[Part of a data file]
────────
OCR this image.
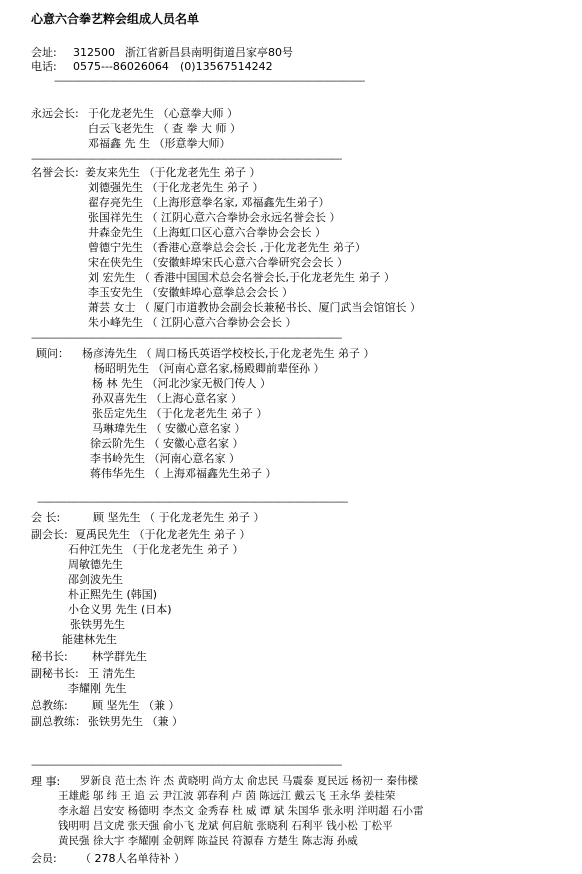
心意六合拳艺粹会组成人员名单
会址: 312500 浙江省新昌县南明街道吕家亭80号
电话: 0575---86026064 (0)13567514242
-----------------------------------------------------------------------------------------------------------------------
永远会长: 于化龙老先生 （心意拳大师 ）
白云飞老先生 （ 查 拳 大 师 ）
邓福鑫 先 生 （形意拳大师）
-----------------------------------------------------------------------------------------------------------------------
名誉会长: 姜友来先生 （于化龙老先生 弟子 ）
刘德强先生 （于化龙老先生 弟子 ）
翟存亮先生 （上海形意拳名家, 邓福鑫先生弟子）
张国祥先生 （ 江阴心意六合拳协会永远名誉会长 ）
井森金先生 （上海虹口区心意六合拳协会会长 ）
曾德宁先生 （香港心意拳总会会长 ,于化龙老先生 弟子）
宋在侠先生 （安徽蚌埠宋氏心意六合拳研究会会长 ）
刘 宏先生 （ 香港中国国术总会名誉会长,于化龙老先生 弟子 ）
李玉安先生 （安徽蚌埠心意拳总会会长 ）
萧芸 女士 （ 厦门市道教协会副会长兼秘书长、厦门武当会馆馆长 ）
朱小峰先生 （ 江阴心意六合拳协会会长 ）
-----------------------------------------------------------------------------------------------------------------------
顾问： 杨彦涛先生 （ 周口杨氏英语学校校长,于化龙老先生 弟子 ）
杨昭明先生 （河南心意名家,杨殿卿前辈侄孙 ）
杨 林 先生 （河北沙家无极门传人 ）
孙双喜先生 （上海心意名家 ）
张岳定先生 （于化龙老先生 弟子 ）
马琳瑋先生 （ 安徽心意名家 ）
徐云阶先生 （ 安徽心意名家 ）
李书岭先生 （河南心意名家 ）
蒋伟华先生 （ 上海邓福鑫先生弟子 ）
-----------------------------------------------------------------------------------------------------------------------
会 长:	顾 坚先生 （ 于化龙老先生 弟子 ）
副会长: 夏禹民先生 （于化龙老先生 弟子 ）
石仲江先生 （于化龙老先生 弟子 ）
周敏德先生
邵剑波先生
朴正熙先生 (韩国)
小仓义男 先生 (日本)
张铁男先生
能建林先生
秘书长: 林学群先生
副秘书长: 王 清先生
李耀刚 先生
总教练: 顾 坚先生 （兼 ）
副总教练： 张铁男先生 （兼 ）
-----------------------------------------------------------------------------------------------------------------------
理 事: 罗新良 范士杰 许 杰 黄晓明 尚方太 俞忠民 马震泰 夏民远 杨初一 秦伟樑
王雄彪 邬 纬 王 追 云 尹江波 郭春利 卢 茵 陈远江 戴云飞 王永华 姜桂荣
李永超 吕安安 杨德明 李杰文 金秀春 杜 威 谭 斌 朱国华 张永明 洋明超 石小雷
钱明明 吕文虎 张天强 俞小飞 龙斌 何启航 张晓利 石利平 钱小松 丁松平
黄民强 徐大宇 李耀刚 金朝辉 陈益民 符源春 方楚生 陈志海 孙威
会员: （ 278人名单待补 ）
────────
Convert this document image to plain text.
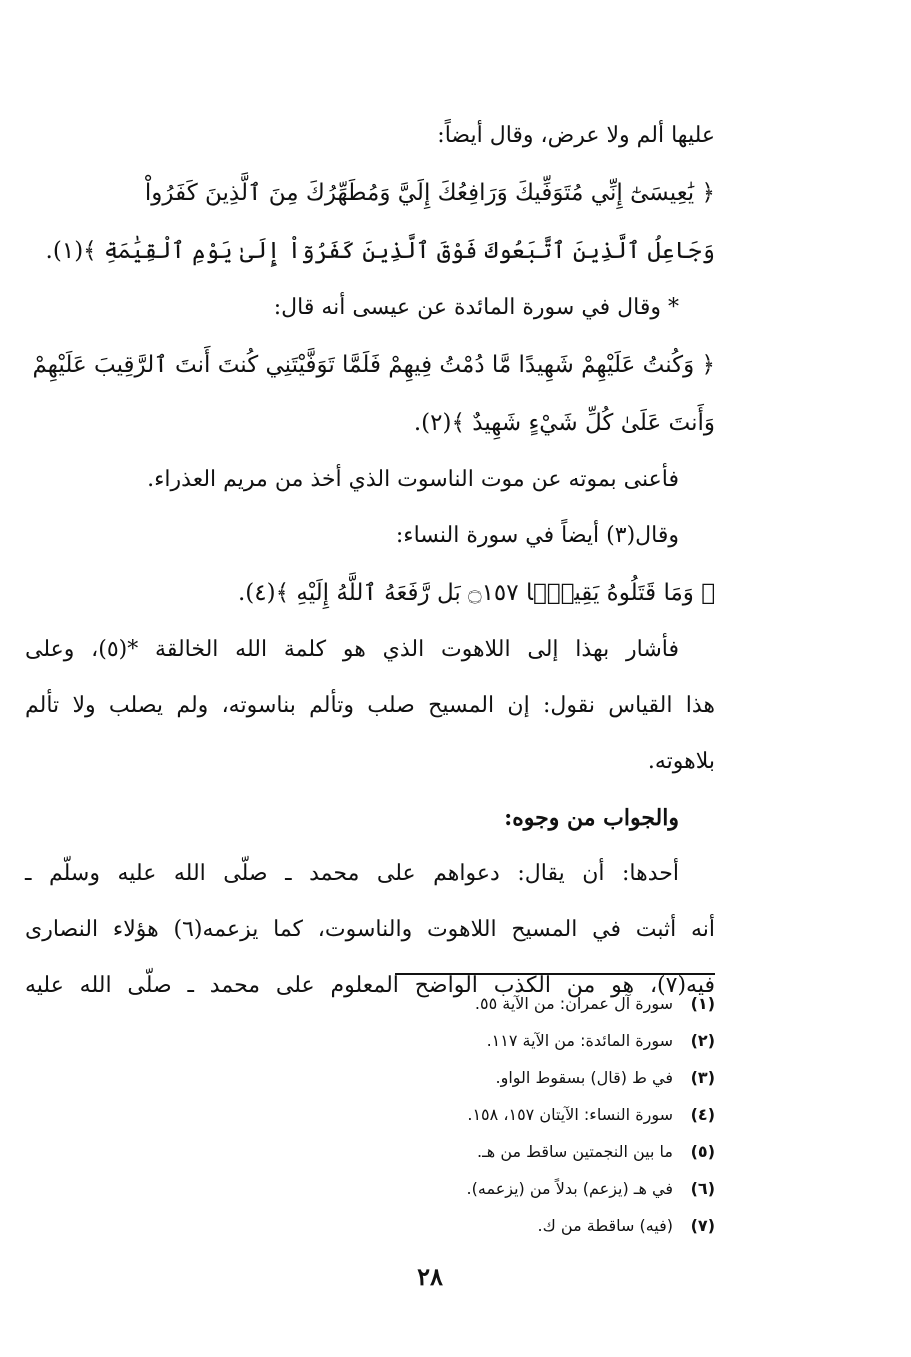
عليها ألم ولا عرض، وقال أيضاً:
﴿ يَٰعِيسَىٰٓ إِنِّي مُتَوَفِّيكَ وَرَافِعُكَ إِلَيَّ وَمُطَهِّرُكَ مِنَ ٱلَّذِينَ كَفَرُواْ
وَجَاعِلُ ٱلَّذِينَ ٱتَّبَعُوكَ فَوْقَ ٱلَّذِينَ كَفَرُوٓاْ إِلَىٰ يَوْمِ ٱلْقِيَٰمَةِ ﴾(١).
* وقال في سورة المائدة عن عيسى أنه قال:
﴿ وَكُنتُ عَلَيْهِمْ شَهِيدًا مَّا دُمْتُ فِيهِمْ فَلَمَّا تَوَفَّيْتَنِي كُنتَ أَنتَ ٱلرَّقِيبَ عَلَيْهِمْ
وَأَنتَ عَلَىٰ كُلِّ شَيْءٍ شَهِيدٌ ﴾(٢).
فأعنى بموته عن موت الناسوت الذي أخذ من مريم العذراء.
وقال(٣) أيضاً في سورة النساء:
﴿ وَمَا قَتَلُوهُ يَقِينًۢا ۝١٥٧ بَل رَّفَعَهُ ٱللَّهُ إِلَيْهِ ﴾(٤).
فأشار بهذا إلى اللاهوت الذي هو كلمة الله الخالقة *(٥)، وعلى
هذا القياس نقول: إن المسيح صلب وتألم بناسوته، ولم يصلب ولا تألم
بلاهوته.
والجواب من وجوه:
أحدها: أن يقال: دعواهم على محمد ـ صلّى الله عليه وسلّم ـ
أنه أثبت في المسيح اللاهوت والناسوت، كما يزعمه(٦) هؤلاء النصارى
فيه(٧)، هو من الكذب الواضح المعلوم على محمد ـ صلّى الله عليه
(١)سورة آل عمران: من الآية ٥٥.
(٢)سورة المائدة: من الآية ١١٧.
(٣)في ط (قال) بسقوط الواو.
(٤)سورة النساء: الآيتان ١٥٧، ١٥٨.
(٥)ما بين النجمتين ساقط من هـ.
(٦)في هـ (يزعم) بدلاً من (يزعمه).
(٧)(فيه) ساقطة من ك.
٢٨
────────
» **Exercise prompt**
Search the material above for "اللاهوت". Pull out each line where it shows up.

» **Task response**
فأشار بهذا إلى اللاهوت الذي هو كلمة الله الخالقة *(٥)، وعلى
أنه أثبت في المسيح اللاهوت والناسوت، كما يزعمه(٦) هؤلاء النصارى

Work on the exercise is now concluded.